● **Your instructions**: For this exercise, copy the data exactly and omit any images.

***** Provided data *****

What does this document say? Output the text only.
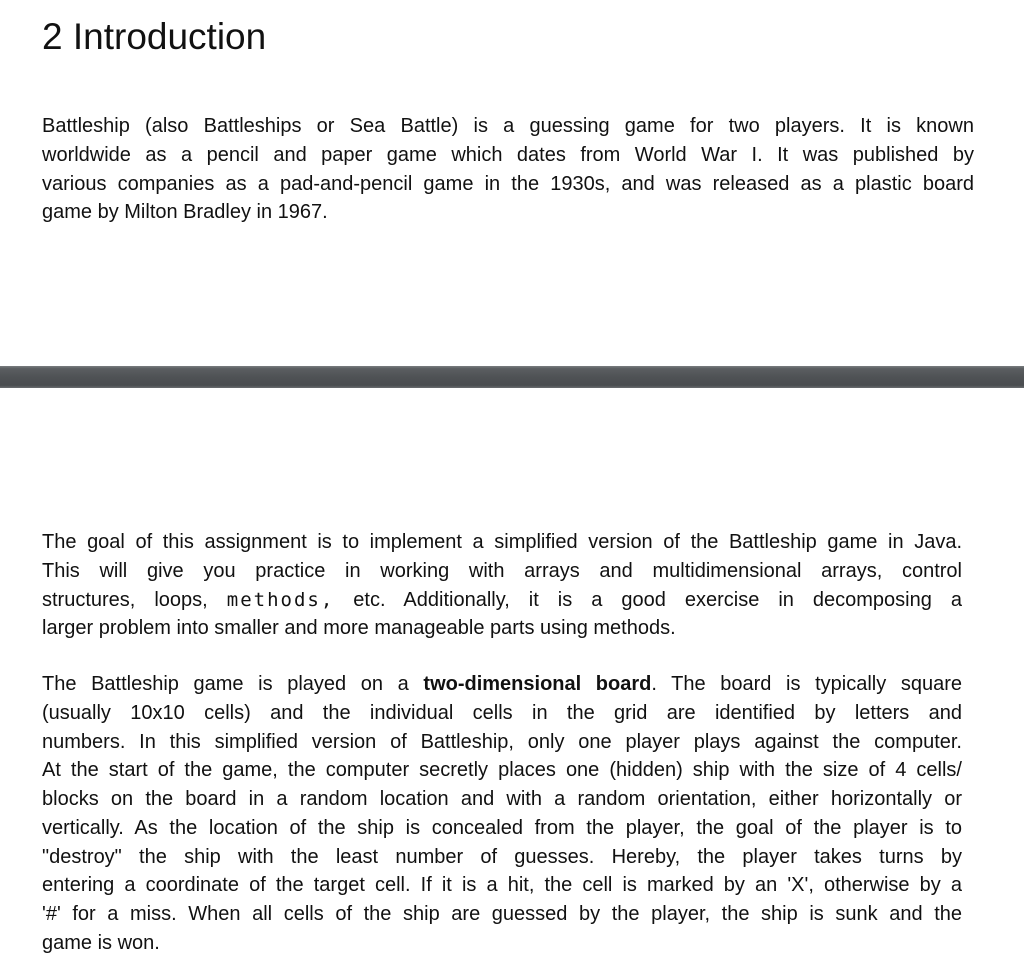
2 Introduction
Battleship (also Battleships or Sea Battle) is a guessing game for two players. It is known
worldwide as a pencil and paper game which dates from World War I. It was published by
various companies as a pad-and-pencil game in the 1930s, and was released as a plastic board
game by Milton Bradley in 1967.
The goal of this assignment is to implement a simplified version of the Battleship game in Java.
This will give you practice in working with arrays and multidimensional arrays, control
structures, loops, methods, etc. Additionally, it is a good exercise in decomposing a
larger problem into smaller and more manageable parts using methods.
The Battleship game is played on a two-dimensional board. The board is typically square
(usually 10x10 cells) and the individual cells in the grid are identified by letters and
numbers. In this simplified version of Battleship, only one player plays against the computer.
At the start of the game, the computer secretly places one (hidden) ship with the size of 4 cells/
blocks on the board in a random location and with a random orientation, either horizontally or
vertically. As the location of the ship is concealed from the player, the goal of the player is to
"destroy" the ship with the least number of guesses. Hereby, the player takes turns by
entering a coordinate of the target cell. If it is a hit, the cell is marked by an 'X', otherwise by a
'#' for a miss. When all cells of the ship are guessed by the player, the ship is sunk and the
game is won.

*****

● **Exercise solution**:
What does this document say? Output the text only.
2 Introduction
Battleship (also Battleships or Sea Battle) is a guessing game for two players. It is known
worldwide as a pencil and paper game which dates from World War I. It was published by
various companies as a pad-and-pencil game in the 1930s, and was released as a plastic board
game by Milton Bradley in 1967.
The goal of this assignment is to implement a simplified version of the Battleship game in Java.
This will give you practice in working with arrays and multidimensional arrays, control
structures, loops, methods, etc. Additionally, it is a good exercise in decomposing a
larger problem into smaller and more manageable parts using methods.
The Battleship game is played on a two-dimensional board. The board is typically square
(usually 10x10 cells) and the individual cells in the grid are identified by letters and
numbers. In this simplified version of Battleship, only one player plays against the computer.
At the start of the game, the computer secretly places one (hidden) ship with the size of 4 cells/
blocks on the board in a random location and with a random orientation, either horizontally or
vertically. As the location of the ship is concealed from the player, the goal of the player is to
"destroy" the ship with the least number of guesses. Hereby, the player takes turns by
entering a coordinate of the target cell. If it is a hit, the cell is marked by an 'X', otherwise by a
'#' for a miss. When all cells of the ship are guessed by the player, the ship is sunk and the
game is won.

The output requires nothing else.